>> begin
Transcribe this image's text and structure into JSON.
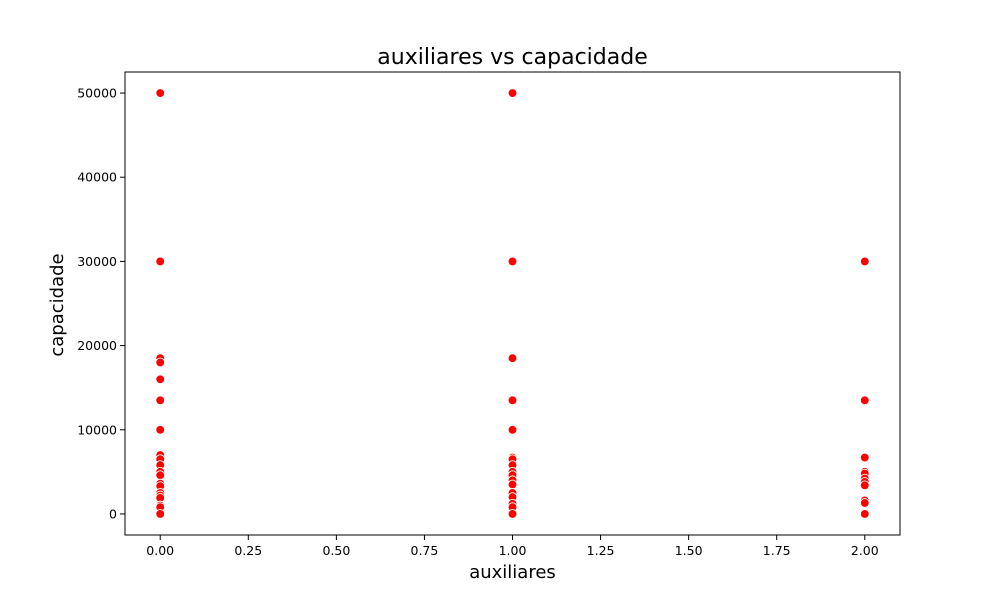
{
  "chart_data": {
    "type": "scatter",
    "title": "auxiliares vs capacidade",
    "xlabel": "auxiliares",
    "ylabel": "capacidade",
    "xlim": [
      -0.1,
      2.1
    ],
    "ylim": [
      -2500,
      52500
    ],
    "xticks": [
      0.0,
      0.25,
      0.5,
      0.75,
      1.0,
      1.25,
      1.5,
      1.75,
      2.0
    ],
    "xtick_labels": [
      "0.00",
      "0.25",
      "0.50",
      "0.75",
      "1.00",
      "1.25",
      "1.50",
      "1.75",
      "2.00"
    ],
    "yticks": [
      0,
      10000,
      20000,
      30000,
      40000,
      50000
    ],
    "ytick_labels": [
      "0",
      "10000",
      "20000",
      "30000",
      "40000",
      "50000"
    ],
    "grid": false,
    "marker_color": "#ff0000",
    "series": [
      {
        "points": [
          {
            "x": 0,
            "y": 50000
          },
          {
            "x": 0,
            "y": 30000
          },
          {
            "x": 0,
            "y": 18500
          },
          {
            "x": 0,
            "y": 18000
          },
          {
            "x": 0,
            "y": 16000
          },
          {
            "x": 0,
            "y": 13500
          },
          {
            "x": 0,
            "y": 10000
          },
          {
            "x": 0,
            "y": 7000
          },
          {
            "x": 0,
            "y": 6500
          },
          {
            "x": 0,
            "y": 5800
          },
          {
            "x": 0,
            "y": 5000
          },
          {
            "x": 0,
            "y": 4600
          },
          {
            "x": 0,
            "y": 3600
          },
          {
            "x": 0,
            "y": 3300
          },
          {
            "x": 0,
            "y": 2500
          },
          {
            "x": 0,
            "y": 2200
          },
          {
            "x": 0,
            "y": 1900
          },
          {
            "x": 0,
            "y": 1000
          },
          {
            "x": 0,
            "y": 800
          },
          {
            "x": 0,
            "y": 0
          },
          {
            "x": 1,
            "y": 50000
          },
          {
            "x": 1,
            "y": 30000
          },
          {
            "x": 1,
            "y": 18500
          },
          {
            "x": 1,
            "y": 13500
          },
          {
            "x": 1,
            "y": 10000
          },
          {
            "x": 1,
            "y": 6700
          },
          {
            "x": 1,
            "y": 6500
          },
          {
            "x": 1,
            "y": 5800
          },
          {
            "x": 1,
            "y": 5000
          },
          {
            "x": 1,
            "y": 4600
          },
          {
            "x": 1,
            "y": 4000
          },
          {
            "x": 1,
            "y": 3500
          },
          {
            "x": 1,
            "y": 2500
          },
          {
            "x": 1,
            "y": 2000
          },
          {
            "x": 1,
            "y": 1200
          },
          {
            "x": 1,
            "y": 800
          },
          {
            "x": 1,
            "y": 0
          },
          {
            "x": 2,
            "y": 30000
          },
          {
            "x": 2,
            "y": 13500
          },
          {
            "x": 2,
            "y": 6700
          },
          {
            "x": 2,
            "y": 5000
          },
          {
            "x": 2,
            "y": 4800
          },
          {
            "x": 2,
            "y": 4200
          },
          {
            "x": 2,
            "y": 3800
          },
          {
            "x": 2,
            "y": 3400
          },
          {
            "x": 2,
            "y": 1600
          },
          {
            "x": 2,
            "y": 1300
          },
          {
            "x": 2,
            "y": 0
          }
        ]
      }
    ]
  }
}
>> end
**What you need to do:**
Keep the pictures out of the copy and return the rest of the data above exactly.

**Response below:**
Transcribe this image's text and structure into JSON.
{
  "chart_data": {
    "type": "scatter",
    "title": "auxiliares vs capacidade",
    "xlabel": "auxiliares",
    "ylabel": "capacidade",
    "xlim": [
      -0.1,
      2.1
    ],
    "ylim": [
      -2500,
      52500
    ],
    "xticks": [
      0.0,
      0.25,
      0.5,
      0.75,
      1.0,
      1.25,
      1.5,
      1.75,
      2.0
    ],
    "xtick_labels": [
      "0.00",
      "0.25",
      "0.50",
      "0.75",
      "1.00",
      "1.25",
      "1.50",
      "1.75",
      "2.00"
    ],
    "yticks": [
      0,
      10000,
      20000,
      30000,
      40000,
      50000
    ],
    "ytick_labels": [
      "0",
      "10000",
      "20000",
      "30000",
      "40000",
      "50000"
    ],
    "grid": false,
    "marker_color": "#ff0000",
    "series": [
      {
        "points": [
          {
            "x": 0,
            "y": 50000
          },
          {
            "x": 0,
            "y": 30000
          },
          {
            "x": 0,
            "y": 18500
          },
          {
            "x": 0,
            "y": 18000
          },
          {
            "x": 0,
            "y": 16000
          },
          {
            "x": 0,
            "y": 13500
          },
          {
            "x": 0,
            "y": 10000
          },
          {
            "x": 0,
            "y": 7000
          },
          {
            "x": 0,
            "y": 6500
          },
          {
            "x": 0,
            "y": 5800
          },
          {
            "x": 0,
            "y": 5000
          },
          {
            "x": 0,
            "y": 4600
          },
          {
            "x": 0,
            "y": 3600
          },
          {
            "x": 0,
            "y": 3300
          },
          {
            "x": 0,
            "y": 2500
          },
          {
            "x": 0,
            "y": 2200
          },
          {
            "x": 0,
            "y": 1900
          },
          {
            "x": 0,
            "y": 1000
          },
          {
            "x": 0,
            "y": 800
          },
          {
            "x": 0,
            "y": 0
          },
          {
            "x": 1,
            "y": 50000
          },
          {
            "x": 1,
            "y": 30000
          },
          {
            "x": 1,
            "y": 18500
          },
          {
            "x": 1,
            "y": 13500
          },
          {
            "x": 1,
            "y": 10000
          },
          {
            "x": 1,
            "y": 6700
          },
          {
            "x": 1,
            "y": 6500
          },
          {
            "x": 1,
            "y": 5800
          },
          {
            "x": 1,
            "y": 5000
          },
          {
            "x": 1,
            "y": 4600
          },
          {
            "x": 1,
            "y": 4000
          },
          {
            "x": 1,
            "y": 3500
          },
          {
            "x": 1,
            "y": 2500
          },
          {
            "x": 1,
            "y": 2000
          },
          {
            "x": 1,
            "y": 1200
          },
          {
            "x": 1,
            "y": 800
          },
          {
            "x": 1,
            "y": 0
          },
          {
            "x": 2,
            "y": 30000
          },
          {
            "x": 2,
            "y": 13500
          },
          {
            "x": 2,
            "y": 6700
          },
          {
            "x": 2,
            "y": 5000
          },
          {
            "x": 2,
            "y": 4800
          },
          {
            "x": 2,
            "y": 4200
          },
          {
            "x": 2,
            "y": 3800
          },
          {
            "x": 2,
            "y": 3400
          },
          {
            "x": 2,
            "y": 1600
          },
          {
            "x": 2,
            "y": 1300
          },
          {
            "x": 2,
            "y": 0
          }
        ]
      }
    ]
  }
}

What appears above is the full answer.